Brief: Your task is to transcribe all the entries exactly, excluding pictures.

>> START Provided records

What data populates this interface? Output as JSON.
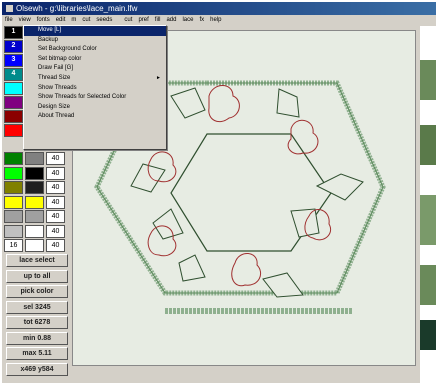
{
  "window": {
    "title": "Olsewh - g:\\libraries\\lace_main.lfw"
  },
  "menubar": [
    "file",
    "view",
    "fonts",
    "edit",
    "m",
    "cut",
    "seeds",
    "",
    "cut",
    "pref",
    "fill",
    "add",
    "lace",
    "fx",
    "help"
  ],
  "context_menu": {
    "items": [
      {
        "label": "Move [L]",
        "highlighted": true,
        "has_submenu": false
      },
      {
        "label": "Backup",
        "highlighted": false,
        "has_submenu": false
      },
      {
        "label": "Set Background Color",
        "highlighted": false,
        "has_submenu": false
      },
      {
        "label": "Set bitmap color",
        "highlighted": false,
        "has_submenu": false
      },
      {
        "label": "Draw Fail [G]",
        "highlighted": false,
        "has_submenu": false
      },
      {
        "label": "Thread Size",
        "highlighted": false,
        "has_submenu": true
      },
      {
        "label": "Show Threads",
        "highlighted": false,
        "has_submenu": false
      },
      {
        "label": "Show Threads for Selected Color",
        "highlighted": false,
        "has_submenu": false
      },
      {
        "label": "Design Size",
        "highlighted": false,
        "has_submenu": false
      },
      {
        "label": "About Thread",
        "highlighted": false,
        "has_submenu": false
      }
    ],
    "submenu_arrow": "►"
  },
  "palette": {
    "top_swatches": [
      {
        "color": "#000000",
        "badge": "1"
      },
      {
        "color": "#0000cc",
        "badge": "2"
      },
      {
        "color": "#0000ff",
        "badge": "3"
      },
      {
        "color": "#008b8b",
        "badge": "4"
      },
      {
        "color": "#00ffff",
        "badge": ""
      },
      {
        "color": "#800080",
        "badge": ""
      },
      {
        "color": "#8b0000",
        "badge": ""
      },
      {
        "color": "#ff0000",
        "badge": ""
      }
    ],
    "rows": [
      {
        "left": "#008000",
        "mid": "#808080",
        "num": "40"
      },
      {
        "left": "#00ff00",
        "mid": "#000000",
        "num": "40"
      },
      {
        "left": "#808000",
        "mid": "#202020",
        "num": "40"
      },
      {
        "left": "#ffff00",
        "mid": "#ffff00",
        "num": "40"
      },
      {
        "left": "#a0a0a0",
        "mid": "#a0a0a0",
        "num": "40"
      },
      {
        "left": "#c0c0c0",
        "mid": "#ffffff",
        "num": "40"
      },
      {
        "left_text": "16",
        "mid": "#ffffff",
        "num": "40"
      }
    ]
  },
  "sidebar_buttons": [
    {
      "name": "lace-select-button",
      "label": "lace select"
    },
    {
      "name": "up-to-all-button",
      "label": "up to all"
    },
    {
      "name": "pick-color-button",
      "label": "pick color"
    },
    {
      "name": "sel-count-button",
      "label": "sel 3245"
    },
    {
      "name": "tot-count-button",
      "label": "tot 6278"
    },
    {
      "name": "min-value-button",
      "label": "min 0.88"
    },
    {
      "name": "max-value-button",
      "label": "max 5.11"
    },
    {
      "name": "size-button",
      "label": "x469 y584"
    }
  ]
}
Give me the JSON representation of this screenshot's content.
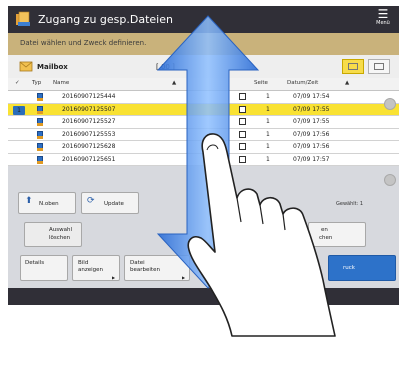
{
  "title": "Zugang zu gesp.Dateien",
  "menu_label": "Menü",
  "instruction": "Datei wählen und Zweck definieren.",
  "mailbox": {
    "name": "Mailbox",
    "number": "[ 00 ]"
  },
  "columns": {
    "check": "✓",
    "type": "Typ",
    "name": "Name",
    "pages": "Seite",
    "date": "Datum/Zeit"
  },
  "rows": [
    {
      "name": "20160907125444",
      "pages": "1",
      "date": "07/09 17:54",
      "selected": false,
      "badge": ""
    },
    {
      "name": "20160907125507",
      "pages": "1",
      "date": "07/09 17:55",
      "selected": true,
      "badge": "1"
    },
    {
      "name": "20160907125527",
      "pages": "1",
      "date": "07/09 17:55",
      "selected": false,
      "badge": ""
    },
    {
      "name": "20160907125553",
      "pages": "1",
      "date": "07/09 17:56",
      "selected": false,
      "badge": ""
    },
    {
      "name": "20160907125628",
      "pages": "1",
      "date": "07/09 17:56",
      "selected": false,
      "badge": ""
    },
    {
      "name": "20160907125651",
      "pages": "1",
      "date": "07/09 17:57",
      "selected": false,
      "badge": ""
    }
  ],
  "selected_count_label": "Gewählt: 1",
  "buttons": {
    "up": "N.oben",
    "update": "Update",
    "clear_selection_line1": "Auswahl",
    "clear_selection_line2": "löschen",
    "delete_line1": "en",
    "delete_line2": "chen",
    "details": "Details",
    "show_image_line1": "Bild",
    "show_image_line2": "anzeigen",
    "edit_file_line1": "Datei",
    "edit_file_line2": "bearbeiten",
    "print": "ruck"
  },
  "colors": {
    "title_bar": "#302f37",
    "instruction_bar": "#c9b27b",
    "selected_row": "#f9e233",
    "arrow_blue": "#3b86e8",
    "action_blue": "#2d72c9"
  },
  "overlay": {
    "arrow": "vertical-double-arrow",
    "gesture": "hand-swipe-icon"
  }
}
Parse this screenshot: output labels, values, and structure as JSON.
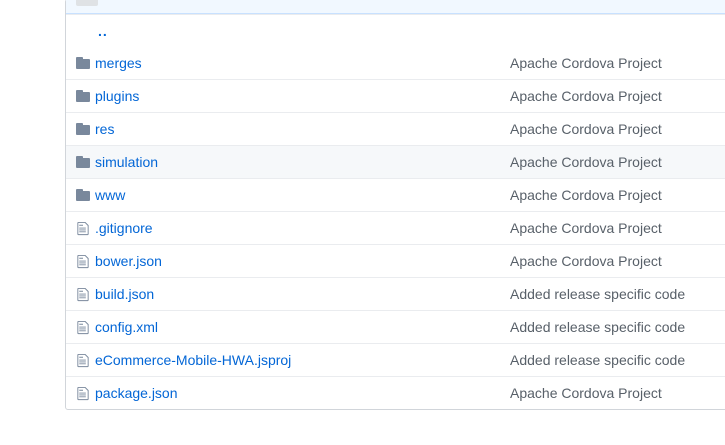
{
  "file_browser": {
    "parent_link": "..",
    "rows": [
      {
        "name": "merges",
        "type": "folder",
        "message": "Apache Cordova Project"
      },
      {
        "name": "plugins",
        "type": "folder",
        "message": "Apache Cordova Project"
      },
      {
        "name": "res",
        "type": "folder",
        "message": "Apache Cordova Project"
      },
      {
        "name": "simulation",
        "type": "folder",
        "message": "Apache Cordova Project"
      },
      {
        "name": "www",
        "type": "folder",
        "message": "Apache Cordova Project"
      },
      {
        "name": ".gitignore",
        "type": "file",
        "message": "Apache Cordova Project"
      },
      {
        "name": "bower.json",
        "type": "file",
        "message": "Apache Cordova Project"
      },
      {
        "name": "build.json",
        "type": "file",
        "message": "Added release specific code"
      },
      {
        "name": "config.xml",
        "type": "file",
        "message": "Added release specific code"
      },
      {
        "name": "eCommerce-Mobile-HWA.jsproj",
        "type": "file",
        "message": "Added release specific code"
      },
      {
        "name": "package.json",
        "type": "file",
        "message": "Apache Cordova Project"
      }
    ]
  },
  "icons": {
    "folder": "folder-icon",
    "file": "file-icon"
  },
  "colors": {
    "link": "#0366d6",
    "message": "#586069",
    "icon": "#79889c",
    "header_bg": "#f1f8ff",
    "hover_bg": "#f6f8fa",
    "border": "#eaecef"
  }
}
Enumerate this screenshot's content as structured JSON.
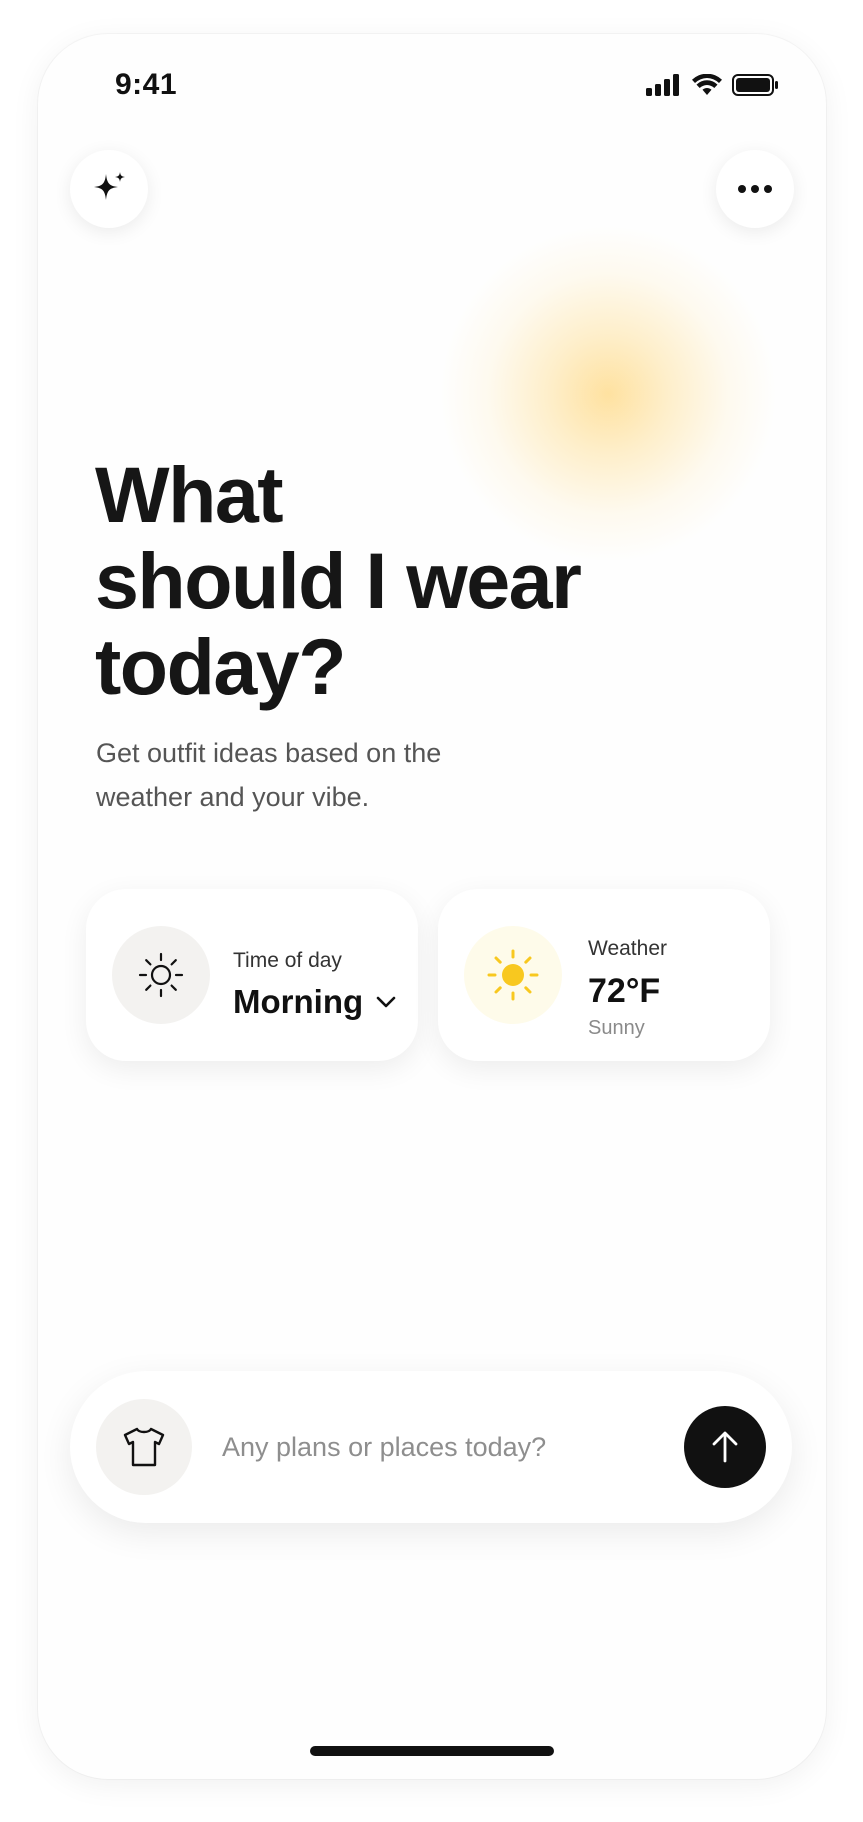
{
  "status_bar": {
    "time": "9:41",
    "icons": [
      "cellular-signal-icon",
      "wifi-icon",
      "battery-icon"
    ]
  },
  "toolbar": {
    "left_icon": "sparkle-icon",
    "right_icon": "more-horizontal-icon"
  },
  "hero": {
    "title_lines": [
      "What",
      "should I wear",
      "today?"
    ],
    "subtitle_lines": [
      "Get outfit ideas based on the",
      "weather and your vibe."
    ]
  },
  "time_card": {
    "icon": "sun-outline-icon",
    "label": "Time of day",
    "value": "Morning"
  },
  "weather_card": {
    "icon": "sun-filled-icon",
    "label": "Weather",
    "temperature": "72°F",
    "condition": "Sunny"
  },
  "prompt": {
    "icon": "shirt-icon",
    "placeholder": "Any plans or places today?",
    "value": "",
    "send_icon": "arrow-up-icon"
  },
  "colors": {
    "text_primary": "#161616",
    "text_secondary": "#555555",
    "accent_sun": "#f8c81f",
    "glow": "#ffd56e",
    "button_dark": "#111111"
  }
}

>> END Provided records

Response to the task:
What data populates this interface? Output as JSON.
{
  "window": {
    "title": "Olsewh - g:\\libraries\\lace_main.lfw"
  },
  "menubar": [
    "file",
    "view",
    "fonts",
    "edit",
    "m",
    "cut",
    "seeds",
    "",
    "cut",
    "pref",
    "fill",
    "add",
    "lace",
    "fx",
    "help"
  ],
  "context_menu": {
    "items": [
      {
        "label": "Move [L]",
        "highlighted": true,
        "has_submenu": false
      },
      {
        "label": "Backup",
        "highlighted": false,
        "has_submenu": false
      },
      {
        "label": "Set Background Color",
        "highlighted": false,
        "has_submenu": false
      },
      {
        "label": "Set bitmap color",
        "highlighted": false,
        "has_submenu": false
      },
      {
        "label": "Draw Fail [G]",
        "highlighted": false,
        "has_submenu": false
      },
      {
        "label": "Thread Size",
        "highlighted": false,
        "has_submenu": true
      },
      {
        "label": "Show Threads",
        "highlighted": false,
        "has_submenu": false
      },
      {
        "label": "Show Threads for Selected Color",
        "highlighted": false,
        "has_submenu": false
      },
      {
        "label": "Design Size",
        "highlighted": false,
        "has_submenu": false
      },
      {
        "label": "About Thread",
        "highlighted": false,
        "has_submenu": false
      }
    ],
    "submenu_arrow": "►"
  },
  "palette": {
    "top_swatches": [
      {
        "color": "#000000",
        "badge": "1"
      },
      {
        "color": "#0000cc",
        "badge": "2"
      },
      {
        "color": "#0000ff",
        "badge": "3"
      },
      {
        "color": "#008b8b",
        "badge": "4"
      },
      {
        "color": "#00ffff",
        "badge": ""
      },
      {
        "color": "#800080",
        "badge": ""
      },
      {
        "color": "#8b0000",
        "badge": ""
      },
      {
        "color": "#ff0000",
        "badge": ""
      }
    ],
    "rows": [
      {
        "left": "#008000",
        "mid": "#808080",
        "num": "40"
      },
      {
        "left": "#00ff00",
        "mid": "#000000",
        "num": "40"
      },
      {
        "left": "#808000",
        "mid": "#202020",
        "num": "40"
      },
      {
        "left": "#ffff00",
        "mid": "#ffff00",
        "num": "40"
      },
      {
        "left": "#a0a0a0",
        "mid": "#a0a0a0",
        "num": "40"
      },
      {
        "left": "#c0c0c0",
        "mid": "#ffffff",
        "num": "40"
      },
      {
        "left_text": "16",
        "mid": "#ffffff",
        "num": "40"
      }
    ]
  },
  "sidebar_buttons": [
    {
      "name": "lace-select-button",
      "label": "lace select"
    },
    {
      "name": "up-to-all-button",
      "label": "up to all"
    },
    {
      "name": "pick-color-button",
      "label": "pick color"
    },
    {
      "name": "sel-count-button",
      "label": "sel 3245"
    },
    {
      "name": "tot-count-button",
      "label": "tot 6278"
    },
    {
      "name": "min-value-button",
      "label": "min 0.88"
    },
    {
      "name": "max-value-button",
      "label": "max 5.11"
    },
    {
      "name": "size-button",
      "label": "x469 y584"
    }
  ]
}
Give me the JSON representation of this screenshot's content.
{
  "title": "Zugang zu gesp.Dateien",
  "menu_label": "Menü",
  "instruction": "Datei wählen und Zweck definieren.",
  "mailbox": {
    "name": "Mailbox",
    "number": "[ 00 ]"
  },
  "columns": {
    "check": "✓",
    "type": "Typ",
    "name": "Name",
    "pages": "Seite",
    "date": "Datum/Zeit"
  },
  "rows": [
    {
      "name": "20160907125444",
      "pages": "1",
      "date": "07/09 17:54",
      "selected": false,
      "badge": ""
    },
    {
      "name": "20160907125507",
      "pages": "1",
      "date": "07/09 17:55",
      "selected": true,
      "badge": "1"
    },
    {
      "name": "20160907125527",
      "pages": "1",
      "date": "07/09 17:55",
      "selected": false,
      "badge": ""
    },
    {
      "name": "20160907125553",
      "pages": "1",
      "date": "07/09 17:56",
      "selected": false,
      "badge": ""
    },
    {
      "name": "20160907125628",
      "pages": "1",
      "date": "07/09 17:56",
      "selected": false,
      "badge": ""
    },
    {
      "name": "20160907125651",
      "pages": "1",
      "date": "07/09 17:57",
      "selected": false,
      "badge": ""
    }
  ],
  "selected_count_label": "Gewählt: 1",
  "buttons": {
    "up": "N.oben",
    "update": "Update",
    "clear_selection_line1": "Auswahl",
    "clear_selection_line2": "löschen",
    "delete_line1": "en",
    "delete_line2": "chen",
    "details": "Details",
    "show_image_line1": "Bild",
    "show_image_line2": "anzeigen",
    "edit_file_line1": "Datei",
    "edit_file_line2": "bearbeiten",
    "print": "ruck"
  },
  "colors": {
    "title_bar": "#302f37",
    "instruction_bar": "#c9b27b",
    "selected_row": "#f9e233",
    "arrow_blue": "#3b86e8",
    "action_blue": "#2d72c9"
  },
  "overlay": {
    "arrow": "vertical-double-arrow",
    "gesture": "hand-swipe-icon"
  }
}
Parse this screenshot: output labels, values, and structure as JSON.
{
  "file_browser": {
    "parent_link": "..",
    "rows": [
      {
        "name": "merges",
        "type": "folder",
        "message": "Apache Cordova Project"
      },
      {
        "name": "plugins",
        "type": "folder",
        "message": "Apache Cordova Project"
      },
      {
        "name": "res",
        "type": "folder",
        "message": "Apache Cordova Project"
      },
      {
        "name": "simulation",
        "type": "folder",
        "message": "Apache Cordova Project"
      },
      {
        "name": "www",
        "type": "folder",
        "message": "Apache Cordova Project"
      },
      {
        "name": ".gitignore",
        "type": "file",
        "message": "Apache Cordova Project"
      },
      {
        "name": "bower.json",
        "type": "file",
        "message": "Apache Cordova Project"
      },
      {
        "name": "build.json",
        "type": "file",
        "message": "Added release specific code"
      },
      {
        "name": "config.xml",
        "type": "file",
        "message": "Added release specific code"
      },
      {
        "name": "eCommerce-Mobile-HWA.jsproj",
        "type": "file",
        "message": "Added release specific code"
      },
      {
        "name": "package.json",
        "type": "file",
        "message": "Apache Cordova Project"
      }
    ]
  },
  "icons": {
    "folder": "folder-icon",
    "file": "file-icon"
  },
  "colors": {
    "link": "#0366d6",
    "message": "#586069",
    "icon": "#79889c",
    "header_bg": "#f1f8ff",
    "hover_bg": "#f6f8fa",
    "border": "#eaecef"
  }
}
Enumerate this screenshot's content as structured JSON.
{
  "status_bar": {
    "time": "9:41",
    "icons": [
      "cellular-signal-icon",
      "wifi-icon",
      "battery-icon"
    ]
  },
  "toolbar": {
    "left_icon": "sparkle-icon",
    "right_icon": "more-horizontal-icon"
  },
  "hero": {
    "title_lines": [
      "What",
      "should I wear",
      "today?"
    ],
    "subtitle_lines": [
      "Get outfit ideas based on the",
      "weather and your vibe."
    ]
  },
  "time_card": {
    "icon": "sun-outline-icon",
    "label": "Time of day",
    "value": "Morning"
  },
  "weather_card": {
    "icon": "sun-filled-icon",
    "label": "Weather",
    "temperature": "72°F",
    "condition": "Sunny"
  },
  "prompt": {
    "icon": "shirt-icon",
    "placeholder": "Any plans or places today?",
    "value": "",
    "send_icon": "arrow-up-icon"
  },
  "colors": {
    "text_primary": "#161616",
    "text_secondary": "#555555",
    "accent_sun": "#f8c81f",
    "glow": "#ffd56e",
    "button_dark": "#111111"
  }
}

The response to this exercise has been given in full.